#### Problem statement:
Copy out, without any change, every line of the material from the one containing "point-americans — [1038, 379, 1057, 398]" down to the end of the material.

Items from a data source
-- Start --

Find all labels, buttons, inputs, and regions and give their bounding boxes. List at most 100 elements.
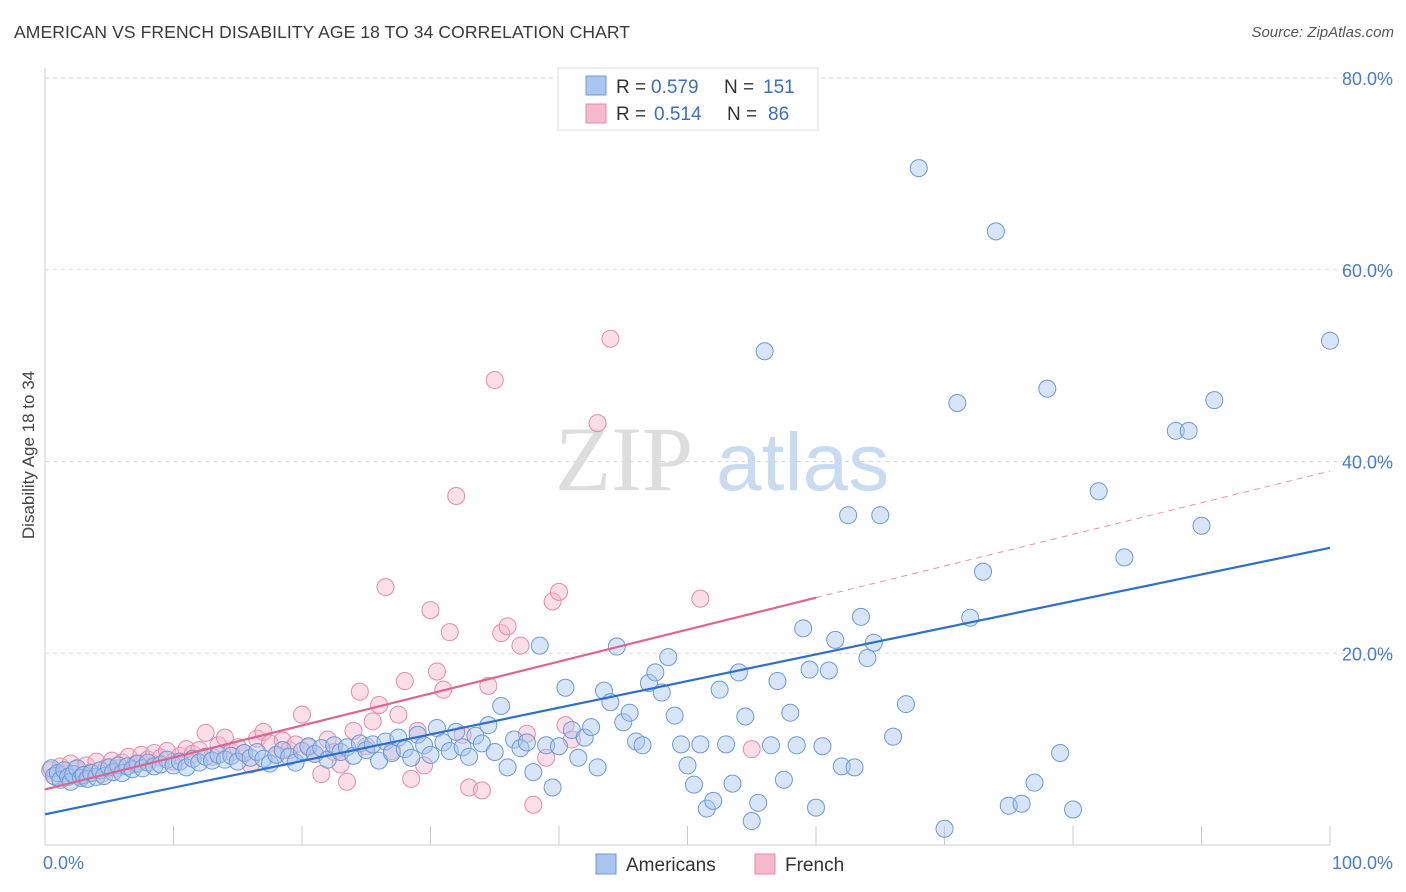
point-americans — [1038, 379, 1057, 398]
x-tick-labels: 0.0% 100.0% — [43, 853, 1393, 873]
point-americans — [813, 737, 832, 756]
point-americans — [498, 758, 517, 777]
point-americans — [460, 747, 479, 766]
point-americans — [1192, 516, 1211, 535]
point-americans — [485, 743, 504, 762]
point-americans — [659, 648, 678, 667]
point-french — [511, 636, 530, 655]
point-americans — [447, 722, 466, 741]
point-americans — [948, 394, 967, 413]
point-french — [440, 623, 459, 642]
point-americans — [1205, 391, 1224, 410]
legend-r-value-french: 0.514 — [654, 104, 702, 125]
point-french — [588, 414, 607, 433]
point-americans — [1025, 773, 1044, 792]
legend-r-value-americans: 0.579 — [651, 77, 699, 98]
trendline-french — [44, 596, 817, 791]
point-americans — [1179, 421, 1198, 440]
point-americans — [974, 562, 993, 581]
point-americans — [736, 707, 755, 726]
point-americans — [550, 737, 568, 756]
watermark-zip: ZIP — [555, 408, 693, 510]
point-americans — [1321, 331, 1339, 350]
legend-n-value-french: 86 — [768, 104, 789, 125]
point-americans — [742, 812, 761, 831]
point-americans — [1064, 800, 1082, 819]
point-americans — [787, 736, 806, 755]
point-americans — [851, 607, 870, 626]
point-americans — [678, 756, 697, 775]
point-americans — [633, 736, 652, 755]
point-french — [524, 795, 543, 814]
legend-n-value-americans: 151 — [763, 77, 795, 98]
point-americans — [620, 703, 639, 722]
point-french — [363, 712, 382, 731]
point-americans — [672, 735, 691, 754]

-- End --

#### In response:
point-americans — [1038, 379, 1057, 398]
x-tick-labels: 0.0% 100.0% — [43, 853, 1393, 873]
point-americans — [813, 737, 832, 756]
point-americans — [498, 758, 517, 777]
point-americans — [460, 747, 479, 766]
point-americans — [1192, 516, 1211, 535]
point-americans — [485, 743, 504, 762]
point-americans — [659, 648, 678, 667]
point-french — [511, 636, 530, 655]
point-americans — [447, 722, 466, 741]
point-americans — [948, 394, 967, 413]
point-french — [440, 623, 459, 642]
point-americans — [1205, 391, 1224, 410]
legend-r-value-french: 0.514 — [654, 104, 702, 125]
point-french — [588, 414, 607, 433]
point-americans — [1025, 773, 1044, 792]
legend-r-value-americans: 0.579 — [651, 77, 699, 98]
trendline-french — [44, 596, 817, 791]
point-americans — [1179, 421, 1198, 440]
point-americans — [974, 562, 993, 581]
point-americans — [736, 707, 755, 726]
point-americans — [550, 737, 568, 756]
watermark-zip: ZIP — [555, 408, 693, 510]
point-americans — [1321, 331, 1339, 350]
legend-n-value-french: 86 — [768, 104, 789, 125]
point-americans — [742, 812, 761, 831]
point-americans — [1064, 800, 1082, 819]
point-americans — [787, 736, 806, 755]
point-americans — [851, 607, 870, 626]
point-americans — [678, 756, 697, 775]
point-americans — [633, 736, 652, 755]
point-french — [524, 795, 543, 814]
legend-n-value-americans: 151 — [763, 77, 795, 98]
point-americans — [620, 703, 639, 722]
point-french — [363, 712, 382, 731]
point-americans — [672, 735, 691, 754]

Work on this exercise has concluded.